WHAT NEEDS TO BE DONE:
Go through the data below. Pull out every line that has the word "EDUCATIONAL".

INFORMATION SUPPLIED:
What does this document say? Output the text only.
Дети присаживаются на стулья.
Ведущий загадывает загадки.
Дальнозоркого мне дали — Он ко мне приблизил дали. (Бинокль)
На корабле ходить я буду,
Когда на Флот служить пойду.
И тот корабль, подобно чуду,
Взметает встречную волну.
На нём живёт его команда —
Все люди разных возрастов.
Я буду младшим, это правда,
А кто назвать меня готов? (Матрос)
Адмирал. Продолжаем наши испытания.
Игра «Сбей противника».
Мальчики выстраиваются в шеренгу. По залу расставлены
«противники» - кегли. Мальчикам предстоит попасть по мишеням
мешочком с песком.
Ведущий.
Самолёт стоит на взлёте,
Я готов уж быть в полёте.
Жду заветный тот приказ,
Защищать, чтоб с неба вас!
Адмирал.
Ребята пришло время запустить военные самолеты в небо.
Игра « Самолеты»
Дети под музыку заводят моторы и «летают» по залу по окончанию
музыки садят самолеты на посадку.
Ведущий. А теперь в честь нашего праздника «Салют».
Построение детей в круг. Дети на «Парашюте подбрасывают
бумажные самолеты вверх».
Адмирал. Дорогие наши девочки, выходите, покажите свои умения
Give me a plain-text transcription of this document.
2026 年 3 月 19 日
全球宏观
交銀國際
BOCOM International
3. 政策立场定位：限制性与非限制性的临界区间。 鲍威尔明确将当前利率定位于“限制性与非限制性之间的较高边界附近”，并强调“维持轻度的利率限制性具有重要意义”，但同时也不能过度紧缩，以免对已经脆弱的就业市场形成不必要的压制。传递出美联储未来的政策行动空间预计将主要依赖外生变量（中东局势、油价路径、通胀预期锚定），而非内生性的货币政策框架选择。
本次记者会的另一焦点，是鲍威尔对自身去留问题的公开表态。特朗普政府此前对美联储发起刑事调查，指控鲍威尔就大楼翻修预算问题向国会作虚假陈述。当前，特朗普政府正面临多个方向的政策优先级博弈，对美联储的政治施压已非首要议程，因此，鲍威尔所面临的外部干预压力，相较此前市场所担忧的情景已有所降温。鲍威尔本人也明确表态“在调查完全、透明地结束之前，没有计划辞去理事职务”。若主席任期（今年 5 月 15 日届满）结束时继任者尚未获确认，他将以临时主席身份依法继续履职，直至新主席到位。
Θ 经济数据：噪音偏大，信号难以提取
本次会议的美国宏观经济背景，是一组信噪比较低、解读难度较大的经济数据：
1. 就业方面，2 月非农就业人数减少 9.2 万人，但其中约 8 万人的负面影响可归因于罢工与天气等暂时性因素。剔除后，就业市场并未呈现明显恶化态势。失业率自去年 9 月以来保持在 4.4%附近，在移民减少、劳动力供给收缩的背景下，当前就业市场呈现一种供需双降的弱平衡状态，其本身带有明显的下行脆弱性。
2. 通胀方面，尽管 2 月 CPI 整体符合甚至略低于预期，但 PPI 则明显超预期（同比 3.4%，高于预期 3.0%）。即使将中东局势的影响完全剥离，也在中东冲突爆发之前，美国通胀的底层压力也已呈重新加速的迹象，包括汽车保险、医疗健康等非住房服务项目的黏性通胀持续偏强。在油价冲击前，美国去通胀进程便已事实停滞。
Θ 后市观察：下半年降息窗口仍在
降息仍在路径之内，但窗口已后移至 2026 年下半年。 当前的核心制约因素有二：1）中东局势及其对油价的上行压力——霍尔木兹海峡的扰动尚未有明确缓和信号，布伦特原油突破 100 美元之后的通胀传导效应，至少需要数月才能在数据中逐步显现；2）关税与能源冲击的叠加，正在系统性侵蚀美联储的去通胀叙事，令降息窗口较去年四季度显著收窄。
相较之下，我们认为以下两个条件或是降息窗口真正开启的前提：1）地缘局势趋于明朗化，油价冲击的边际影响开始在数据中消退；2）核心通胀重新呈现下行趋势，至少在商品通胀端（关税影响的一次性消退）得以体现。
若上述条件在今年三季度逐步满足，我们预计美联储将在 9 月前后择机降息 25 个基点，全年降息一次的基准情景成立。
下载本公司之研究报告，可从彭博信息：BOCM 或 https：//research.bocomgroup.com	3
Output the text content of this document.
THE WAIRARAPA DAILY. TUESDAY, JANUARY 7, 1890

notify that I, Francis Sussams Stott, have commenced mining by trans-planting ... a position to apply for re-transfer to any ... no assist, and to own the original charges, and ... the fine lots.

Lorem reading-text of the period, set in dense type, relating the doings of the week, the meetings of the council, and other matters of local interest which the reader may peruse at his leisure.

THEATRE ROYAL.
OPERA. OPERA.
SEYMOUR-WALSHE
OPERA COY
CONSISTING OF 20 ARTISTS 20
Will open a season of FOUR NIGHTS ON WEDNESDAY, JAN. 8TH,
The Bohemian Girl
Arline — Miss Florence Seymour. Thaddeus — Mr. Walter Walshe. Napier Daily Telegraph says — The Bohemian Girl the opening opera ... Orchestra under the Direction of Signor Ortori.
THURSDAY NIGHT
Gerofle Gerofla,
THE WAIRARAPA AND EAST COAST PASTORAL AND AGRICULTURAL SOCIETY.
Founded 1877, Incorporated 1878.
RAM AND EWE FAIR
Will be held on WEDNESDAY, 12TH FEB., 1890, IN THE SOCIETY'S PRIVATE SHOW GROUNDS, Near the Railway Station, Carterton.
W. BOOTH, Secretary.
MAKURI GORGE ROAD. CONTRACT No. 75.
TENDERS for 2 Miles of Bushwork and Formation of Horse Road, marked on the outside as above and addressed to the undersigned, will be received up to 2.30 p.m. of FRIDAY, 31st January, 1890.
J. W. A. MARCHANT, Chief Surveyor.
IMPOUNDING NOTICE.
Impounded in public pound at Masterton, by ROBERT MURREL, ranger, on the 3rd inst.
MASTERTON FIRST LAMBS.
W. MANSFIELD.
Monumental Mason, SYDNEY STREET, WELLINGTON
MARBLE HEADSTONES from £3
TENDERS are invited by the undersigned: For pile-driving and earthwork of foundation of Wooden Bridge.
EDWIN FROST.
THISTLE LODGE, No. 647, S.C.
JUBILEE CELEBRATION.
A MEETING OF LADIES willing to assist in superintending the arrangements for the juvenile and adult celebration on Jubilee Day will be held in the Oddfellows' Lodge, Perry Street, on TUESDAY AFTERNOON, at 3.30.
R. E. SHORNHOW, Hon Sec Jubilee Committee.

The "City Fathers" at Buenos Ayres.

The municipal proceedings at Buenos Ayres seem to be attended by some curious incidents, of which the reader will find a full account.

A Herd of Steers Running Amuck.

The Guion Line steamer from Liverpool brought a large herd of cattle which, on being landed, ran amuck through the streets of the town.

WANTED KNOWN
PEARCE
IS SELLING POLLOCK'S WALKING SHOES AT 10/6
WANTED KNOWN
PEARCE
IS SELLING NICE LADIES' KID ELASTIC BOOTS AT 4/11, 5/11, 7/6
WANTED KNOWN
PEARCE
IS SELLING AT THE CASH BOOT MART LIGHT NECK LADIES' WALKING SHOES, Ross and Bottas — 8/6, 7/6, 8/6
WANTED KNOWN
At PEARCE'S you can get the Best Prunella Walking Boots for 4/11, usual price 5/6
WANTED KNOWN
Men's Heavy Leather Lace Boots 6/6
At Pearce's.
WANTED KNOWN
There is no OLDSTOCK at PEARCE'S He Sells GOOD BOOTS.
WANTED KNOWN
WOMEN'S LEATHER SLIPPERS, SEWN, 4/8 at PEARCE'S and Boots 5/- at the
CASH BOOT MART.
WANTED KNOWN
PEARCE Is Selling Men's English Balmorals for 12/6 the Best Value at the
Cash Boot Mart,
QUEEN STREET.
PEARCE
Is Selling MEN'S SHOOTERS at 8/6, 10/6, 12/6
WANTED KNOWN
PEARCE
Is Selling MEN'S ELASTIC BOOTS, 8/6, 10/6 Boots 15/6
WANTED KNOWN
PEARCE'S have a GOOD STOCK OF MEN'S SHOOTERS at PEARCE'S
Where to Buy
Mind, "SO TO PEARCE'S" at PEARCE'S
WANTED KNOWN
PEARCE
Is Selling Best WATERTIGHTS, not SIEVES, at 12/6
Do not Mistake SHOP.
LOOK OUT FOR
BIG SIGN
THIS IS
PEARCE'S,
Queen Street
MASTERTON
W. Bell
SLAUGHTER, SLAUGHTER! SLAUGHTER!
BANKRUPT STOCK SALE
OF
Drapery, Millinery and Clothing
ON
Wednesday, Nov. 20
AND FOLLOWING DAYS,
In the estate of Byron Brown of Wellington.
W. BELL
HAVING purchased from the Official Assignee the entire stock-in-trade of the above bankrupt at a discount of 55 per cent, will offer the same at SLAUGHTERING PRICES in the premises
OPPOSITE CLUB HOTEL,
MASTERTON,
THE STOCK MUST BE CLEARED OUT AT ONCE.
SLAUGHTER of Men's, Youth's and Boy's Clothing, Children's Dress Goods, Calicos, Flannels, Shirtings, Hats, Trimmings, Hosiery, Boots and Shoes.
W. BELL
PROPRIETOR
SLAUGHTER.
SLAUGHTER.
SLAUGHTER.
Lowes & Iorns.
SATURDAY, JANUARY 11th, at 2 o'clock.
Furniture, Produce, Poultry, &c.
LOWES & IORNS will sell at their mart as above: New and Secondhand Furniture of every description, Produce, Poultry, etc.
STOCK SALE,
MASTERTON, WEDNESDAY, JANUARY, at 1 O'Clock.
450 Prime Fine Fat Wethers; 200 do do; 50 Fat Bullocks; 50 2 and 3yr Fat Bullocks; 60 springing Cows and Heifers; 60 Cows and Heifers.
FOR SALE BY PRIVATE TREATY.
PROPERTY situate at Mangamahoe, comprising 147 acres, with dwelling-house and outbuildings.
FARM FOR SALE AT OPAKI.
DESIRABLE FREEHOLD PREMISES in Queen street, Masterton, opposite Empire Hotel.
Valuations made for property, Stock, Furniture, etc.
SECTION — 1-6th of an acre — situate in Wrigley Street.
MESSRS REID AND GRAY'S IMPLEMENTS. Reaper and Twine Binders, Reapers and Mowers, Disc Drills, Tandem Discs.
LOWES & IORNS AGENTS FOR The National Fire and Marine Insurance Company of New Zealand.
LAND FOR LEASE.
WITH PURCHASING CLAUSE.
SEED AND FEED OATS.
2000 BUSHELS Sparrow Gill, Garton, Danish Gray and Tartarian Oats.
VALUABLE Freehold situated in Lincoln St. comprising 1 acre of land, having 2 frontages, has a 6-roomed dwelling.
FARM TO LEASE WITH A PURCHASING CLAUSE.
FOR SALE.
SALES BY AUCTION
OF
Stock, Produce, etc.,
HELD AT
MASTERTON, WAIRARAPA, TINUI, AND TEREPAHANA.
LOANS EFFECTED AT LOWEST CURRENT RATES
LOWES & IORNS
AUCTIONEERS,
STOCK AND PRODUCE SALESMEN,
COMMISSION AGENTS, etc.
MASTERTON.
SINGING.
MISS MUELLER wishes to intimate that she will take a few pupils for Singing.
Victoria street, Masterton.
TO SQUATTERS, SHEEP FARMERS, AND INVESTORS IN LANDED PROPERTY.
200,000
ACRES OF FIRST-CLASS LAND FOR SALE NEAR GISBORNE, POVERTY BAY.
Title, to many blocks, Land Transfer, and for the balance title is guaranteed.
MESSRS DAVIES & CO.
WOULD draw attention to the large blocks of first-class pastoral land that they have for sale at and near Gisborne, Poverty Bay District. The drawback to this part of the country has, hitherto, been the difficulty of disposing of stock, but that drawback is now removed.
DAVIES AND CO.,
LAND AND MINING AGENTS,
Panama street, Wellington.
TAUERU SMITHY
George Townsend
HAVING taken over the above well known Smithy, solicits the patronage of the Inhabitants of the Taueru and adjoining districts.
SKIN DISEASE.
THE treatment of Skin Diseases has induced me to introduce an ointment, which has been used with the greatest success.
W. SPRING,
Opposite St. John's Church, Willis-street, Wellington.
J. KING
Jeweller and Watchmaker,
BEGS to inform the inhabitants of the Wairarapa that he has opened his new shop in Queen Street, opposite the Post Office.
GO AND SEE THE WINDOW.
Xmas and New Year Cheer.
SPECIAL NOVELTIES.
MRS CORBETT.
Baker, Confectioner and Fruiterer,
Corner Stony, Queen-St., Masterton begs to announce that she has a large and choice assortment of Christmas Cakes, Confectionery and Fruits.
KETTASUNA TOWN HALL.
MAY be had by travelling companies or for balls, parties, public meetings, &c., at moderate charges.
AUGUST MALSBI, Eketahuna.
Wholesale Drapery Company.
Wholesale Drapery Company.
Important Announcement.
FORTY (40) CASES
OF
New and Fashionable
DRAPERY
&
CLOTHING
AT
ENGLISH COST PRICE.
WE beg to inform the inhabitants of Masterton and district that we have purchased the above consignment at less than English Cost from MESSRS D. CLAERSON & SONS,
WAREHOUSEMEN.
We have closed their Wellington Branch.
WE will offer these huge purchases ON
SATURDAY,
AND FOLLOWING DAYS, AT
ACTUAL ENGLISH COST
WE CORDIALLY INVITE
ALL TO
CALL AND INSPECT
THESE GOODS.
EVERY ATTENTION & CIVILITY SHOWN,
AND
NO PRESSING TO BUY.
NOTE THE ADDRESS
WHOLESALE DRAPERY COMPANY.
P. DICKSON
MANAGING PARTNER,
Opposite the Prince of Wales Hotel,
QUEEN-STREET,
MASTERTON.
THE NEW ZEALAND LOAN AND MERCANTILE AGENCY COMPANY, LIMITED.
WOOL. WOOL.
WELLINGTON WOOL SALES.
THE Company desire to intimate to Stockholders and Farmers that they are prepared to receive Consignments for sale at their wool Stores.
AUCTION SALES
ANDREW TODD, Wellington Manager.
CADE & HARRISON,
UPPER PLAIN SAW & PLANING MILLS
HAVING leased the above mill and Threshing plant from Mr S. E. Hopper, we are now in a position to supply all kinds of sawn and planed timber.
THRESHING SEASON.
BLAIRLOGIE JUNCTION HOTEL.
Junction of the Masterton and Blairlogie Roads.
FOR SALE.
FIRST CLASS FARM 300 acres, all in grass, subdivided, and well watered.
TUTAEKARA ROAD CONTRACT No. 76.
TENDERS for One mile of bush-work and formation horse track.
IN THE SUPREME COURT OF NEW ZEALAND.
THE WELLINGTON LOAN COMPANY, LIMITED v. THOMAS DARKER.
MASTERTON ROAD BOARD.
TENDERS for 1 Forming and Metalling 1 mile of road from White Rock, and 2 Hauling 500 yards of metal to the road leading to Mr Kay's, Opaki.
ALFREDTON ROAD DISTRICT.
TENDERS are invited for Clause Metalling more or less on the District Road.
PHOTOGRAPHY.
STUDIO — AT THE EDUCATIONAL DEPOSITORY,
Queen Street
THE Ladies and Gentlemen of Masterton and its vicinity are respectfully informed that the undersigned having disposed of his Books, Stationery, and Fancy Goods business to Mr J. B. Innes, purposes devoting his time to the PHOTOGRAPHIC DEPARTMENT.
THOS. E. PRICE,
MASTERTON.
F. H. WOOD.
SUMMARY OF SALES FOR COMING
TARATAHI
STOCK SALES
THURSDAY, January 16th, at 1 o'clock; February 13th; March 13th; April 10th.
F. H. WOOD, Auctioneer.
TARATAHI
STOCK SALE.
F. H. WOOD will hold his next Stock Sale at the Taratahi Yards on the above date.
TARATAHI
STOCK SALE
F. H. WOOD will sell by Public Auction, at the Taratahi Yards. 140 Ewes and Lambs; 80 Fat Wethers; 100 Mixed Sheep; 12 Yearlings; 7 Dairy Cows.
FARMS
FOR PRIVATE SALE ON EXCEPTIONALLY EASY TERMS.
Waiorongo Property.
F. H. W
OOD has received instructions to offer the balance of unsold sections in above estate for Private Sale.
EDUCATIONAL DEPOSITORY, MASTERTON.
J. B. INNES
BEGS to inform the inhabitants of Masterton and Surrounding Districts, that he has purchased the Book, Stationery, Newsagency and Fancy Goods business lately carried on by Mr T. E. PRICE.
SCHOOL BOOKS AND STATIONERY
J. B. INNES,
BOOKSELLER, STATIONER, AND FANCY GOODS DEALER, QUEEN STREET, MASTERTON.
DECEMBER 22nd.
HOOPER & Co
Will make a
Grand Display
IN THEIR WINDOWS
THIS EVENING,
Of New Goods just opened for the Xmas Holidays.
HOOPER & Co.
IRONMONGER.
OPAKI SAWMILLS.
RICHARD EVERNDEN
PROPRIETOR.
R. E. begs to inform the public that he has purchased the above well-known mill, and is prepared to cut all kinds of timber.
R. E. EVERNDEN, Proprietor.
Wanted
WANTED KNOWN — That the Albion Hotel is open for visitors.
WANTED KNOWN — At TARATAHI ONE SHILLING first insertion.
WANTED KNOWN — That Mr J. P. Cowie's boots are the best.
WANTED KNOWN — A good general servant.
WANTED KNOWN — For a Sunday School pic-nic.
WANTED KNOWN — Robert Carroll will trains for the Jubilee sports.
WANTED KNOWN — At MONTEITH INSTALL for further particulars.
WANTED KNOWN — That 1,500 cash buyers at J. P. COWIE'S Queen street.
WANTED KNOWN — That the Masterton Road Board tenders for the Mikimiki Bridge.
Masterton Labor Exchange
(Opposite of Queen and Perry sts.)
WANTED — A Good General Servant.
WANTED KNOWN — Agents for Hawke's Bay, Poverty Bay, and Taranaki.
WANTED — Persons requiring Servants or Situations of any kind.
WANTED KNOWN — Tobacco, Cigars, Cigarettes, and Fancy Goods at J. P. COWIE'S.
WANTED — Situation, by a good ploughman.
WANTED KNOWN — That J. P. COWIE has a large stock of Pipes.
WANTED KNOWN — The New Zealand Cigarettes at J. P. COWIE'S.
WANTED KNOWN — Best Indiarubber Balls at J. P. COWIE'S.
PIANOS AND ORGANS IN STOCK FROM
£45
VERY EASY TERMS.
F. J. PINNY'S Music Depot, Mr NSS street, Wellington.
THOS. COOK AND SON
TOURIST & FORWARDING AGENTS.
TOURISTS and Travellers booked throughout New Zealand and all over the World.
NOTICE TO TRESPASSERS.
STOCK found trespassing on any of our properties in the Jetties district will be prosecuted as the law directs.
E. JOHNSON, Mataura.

COMPLETE ANSWER:
STUDIO — AT THE EDUCATIONAL DEPOSITORY,
EDUCATIONAL DEPOSITORY, MASTERTON.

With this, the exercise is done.